>>>>>

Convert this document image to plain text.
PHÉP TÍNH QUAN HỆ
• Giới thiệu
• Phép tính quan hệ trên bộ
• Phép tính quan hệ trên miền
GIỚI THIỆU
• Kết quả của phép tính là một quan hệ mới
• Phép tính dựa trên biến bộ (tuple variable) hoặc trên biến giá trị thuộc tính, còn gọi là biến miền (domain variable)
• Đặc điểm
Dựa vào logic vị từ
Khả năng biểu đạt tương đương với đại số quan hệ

<<<<<

Exercise brief
Exact output of every entry is required.

Answer below
Convert this document image to plain text.
PHÉP TÍNH QUAN HỆ
• Giới thiệu
• Phép tính quan hệ trên bộ
• Phép tính quan hệ trên miền
GIỚI THIỆU
• Kết quả của phép tính là một quan hệ mới
• Phép tính dựa trên biến bộ (tuple variable) hoặc trên biến giá trị thuộc tính, còn gọi là biến miền (domain variable)
• Đặc điểm
Dựa vào logic vị từ
Khả năng biểu đạt tương đương với đại số quan hệ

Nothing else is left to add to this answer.